PROBLEM REQUIREMENTS » Go through the material below and copy each line where the word "ambulatoria" appears.

# START OF RECORDS FOR PROCESSING

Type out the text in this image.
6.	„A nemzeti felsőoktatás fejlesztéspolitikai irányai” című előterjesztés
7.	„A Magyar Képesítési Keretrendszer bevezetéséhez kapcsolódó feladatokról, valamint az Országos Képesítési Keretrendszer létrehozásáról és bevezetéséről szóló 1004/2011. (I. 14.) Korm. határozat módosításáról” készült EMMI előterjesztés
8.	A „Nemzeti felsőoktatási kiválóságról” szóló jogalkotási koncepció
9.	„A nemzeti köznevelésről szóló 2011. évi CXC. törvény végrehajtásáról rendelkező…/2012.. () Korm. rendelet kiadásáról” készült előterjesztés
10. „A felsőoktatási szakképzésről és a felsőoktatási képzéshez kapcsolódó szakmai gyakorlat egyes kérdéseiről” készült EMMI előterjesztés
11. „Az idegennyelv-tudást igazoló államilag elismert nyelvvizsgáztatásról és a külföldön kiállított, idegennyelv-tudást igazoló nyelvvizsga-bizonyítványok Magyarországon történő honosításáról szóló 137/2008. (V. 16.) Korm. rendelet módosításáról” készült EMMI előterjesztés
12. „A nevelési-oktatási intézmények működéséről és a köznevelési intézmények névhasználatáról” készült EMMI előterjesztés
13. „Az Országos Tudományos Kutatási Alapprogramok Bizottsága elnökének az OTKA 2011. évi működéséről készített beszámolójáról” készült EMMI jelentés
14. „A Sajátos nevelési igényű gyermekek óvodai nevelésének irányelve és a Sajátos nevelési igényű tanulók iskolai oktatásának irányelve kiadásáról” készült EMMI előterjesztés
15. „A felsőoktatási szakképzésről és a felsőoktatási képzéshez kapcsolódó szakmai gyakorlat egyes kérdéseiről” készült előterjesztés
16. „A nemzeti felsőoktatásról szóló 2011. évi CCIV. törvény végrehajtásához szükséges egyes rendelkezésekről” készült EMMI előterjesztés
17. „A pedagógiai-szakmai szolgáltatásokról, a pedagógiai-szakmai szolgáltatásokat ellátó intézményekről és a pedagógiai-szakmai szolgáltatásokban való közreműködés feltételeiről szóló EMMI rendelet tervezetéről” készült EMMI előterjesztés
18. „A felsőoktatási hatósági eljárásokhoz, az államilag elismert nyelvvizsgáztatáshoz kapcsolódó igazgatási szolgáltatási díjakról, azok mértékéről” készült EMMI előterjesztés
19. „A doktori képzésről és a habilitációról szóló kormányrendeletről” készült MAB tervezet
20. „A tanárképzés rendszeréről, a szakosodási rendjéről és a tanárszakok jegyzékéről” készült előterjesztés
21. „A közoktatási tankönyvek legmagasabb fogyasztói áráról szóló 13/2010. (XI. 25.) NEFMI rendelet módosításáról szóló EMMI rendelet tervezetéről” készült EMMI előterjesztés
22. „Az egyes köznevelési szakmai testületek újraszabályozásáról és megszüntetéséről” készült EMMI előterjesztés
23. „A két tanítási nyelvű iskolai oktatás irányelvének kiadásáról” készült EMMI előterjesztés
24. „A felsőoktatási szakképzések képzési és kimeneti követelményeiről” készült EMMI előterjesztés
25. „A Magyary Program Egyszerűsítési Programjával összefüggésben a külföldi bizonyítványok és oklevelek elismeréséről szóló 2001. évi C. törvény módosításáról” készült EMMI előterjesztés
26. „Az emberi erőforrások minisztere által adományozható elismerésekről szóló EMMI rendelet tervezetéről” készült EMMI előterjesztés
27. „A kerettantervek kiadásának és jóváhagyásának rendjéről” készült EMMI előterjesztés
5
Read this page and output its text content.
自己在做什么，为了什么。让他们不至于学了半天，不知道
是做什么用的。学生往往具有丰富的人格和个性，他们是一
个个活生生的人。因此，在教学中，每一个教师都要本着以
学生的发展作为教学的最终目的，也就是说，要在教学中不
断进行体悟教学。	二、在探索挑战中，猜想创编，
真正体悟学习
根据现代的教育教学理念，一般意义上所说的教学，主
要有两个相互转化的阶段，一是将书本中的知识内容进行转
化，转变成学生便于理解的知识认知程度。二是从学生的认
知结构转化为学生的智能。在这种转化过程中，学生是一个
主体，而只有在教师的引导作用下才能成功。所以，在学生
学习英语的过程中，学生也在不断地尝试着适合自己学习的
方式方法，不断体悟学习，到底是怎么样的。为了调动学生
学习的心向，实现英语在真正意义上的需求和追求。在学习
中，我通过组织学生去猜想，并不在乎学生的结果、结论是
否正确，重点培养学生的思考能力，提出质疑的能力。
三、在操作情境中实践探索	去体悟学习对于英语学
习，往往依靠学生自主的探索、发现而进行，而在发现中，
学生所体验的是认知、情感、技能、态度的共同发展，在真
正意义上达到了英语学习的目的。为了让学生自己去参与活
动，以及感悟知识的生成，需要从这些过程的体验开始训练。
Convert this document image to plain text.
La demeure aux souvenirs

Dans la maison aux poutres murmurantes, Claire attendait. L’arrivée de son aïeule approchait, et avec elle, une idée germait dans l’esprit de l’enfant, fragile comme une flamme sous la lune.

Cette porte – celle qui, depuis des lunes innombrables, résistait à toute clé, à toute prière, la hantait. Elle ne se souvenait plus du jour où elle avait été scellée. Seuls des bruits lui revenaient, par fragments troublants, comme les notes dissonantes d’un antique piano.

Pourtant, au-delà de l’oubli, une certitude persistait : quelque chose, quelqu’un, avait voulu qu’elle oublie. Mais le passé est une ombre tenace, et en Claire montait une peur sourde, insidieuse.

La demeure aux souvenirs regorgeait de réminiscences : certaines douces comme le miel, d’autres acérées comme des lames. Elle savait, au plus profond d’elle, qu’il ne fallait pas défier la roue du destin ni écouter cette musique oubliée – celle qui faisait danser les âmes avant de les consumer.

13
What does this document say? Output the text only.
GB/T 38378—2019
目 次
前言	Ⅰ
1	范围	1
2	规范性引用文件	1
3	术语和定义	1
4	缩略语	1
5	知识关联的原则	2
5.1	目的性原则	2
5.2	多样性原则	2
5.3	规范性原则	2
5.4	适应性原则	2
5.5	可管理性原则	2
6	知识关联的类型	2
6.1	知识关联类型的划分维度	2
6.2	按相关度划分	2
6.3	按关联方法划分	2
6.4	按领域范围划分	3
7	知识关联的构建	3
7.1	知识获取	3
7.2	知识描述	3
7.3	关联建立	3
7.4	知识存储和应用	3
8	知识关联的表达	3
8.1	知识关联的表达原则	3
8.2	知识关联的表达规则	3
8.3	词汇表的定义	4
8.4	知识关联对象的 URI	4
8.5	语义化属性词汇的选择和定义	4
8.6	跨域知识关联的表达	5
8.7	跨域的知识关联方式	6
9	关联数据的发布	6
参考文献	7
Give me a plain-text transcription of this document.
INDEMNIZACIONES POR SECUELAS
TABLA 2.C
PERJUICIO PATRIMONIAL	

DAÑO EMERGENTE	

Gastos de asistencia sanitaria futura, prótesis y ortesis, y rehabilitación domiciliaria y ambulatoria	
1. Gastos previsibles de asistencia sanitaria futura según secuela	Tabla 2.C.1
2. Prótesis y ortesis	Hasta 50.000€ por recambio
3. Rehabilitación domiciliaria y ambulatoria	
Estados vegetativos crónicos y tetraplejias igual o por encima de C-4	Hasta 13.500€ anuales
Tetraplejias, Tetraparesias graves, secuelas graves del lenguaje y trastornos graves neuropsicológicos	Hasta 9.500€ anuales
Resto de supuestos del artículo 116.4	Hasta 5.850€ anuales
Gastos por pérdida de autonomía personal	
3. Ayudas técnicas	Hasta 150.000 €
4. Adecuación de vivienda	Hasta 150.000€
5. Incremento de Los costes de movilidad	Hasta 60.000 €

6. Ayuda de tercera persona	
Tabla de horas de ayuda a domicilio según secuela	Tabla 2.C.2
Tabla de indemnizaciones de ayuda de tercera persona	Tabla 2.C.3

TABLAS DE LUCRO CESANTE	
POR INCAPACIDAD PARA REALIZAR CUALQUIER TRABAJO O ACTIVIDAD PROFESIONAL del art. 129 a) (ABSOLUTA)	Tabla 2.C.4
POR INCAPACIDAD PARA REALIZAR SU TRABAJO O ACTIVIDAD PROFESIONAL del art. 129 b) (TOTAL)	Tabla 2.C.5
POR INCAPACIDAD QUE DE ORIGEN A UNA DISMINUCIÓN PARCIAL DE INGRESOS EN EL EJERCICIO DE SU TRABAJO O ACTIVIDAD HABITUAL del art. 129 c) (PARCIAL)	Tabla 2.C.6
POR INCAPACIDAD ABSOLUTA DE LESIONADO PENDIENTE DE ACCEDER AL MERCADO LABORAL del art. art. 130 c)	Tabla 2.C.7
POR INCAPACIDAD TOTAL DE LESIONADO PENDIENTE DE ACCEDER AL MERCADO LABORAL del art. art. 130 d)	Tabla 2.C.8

# END OF RECORDS FOR PROCESSING

RESPONSE TO THIS TASK »
Gastos de asistencia sanitaria futura, prótesis y ortesis, y rehabilitación domiciliaria y ambulatoria	
3. Rehabilitación domiciliaria y ambulatoria	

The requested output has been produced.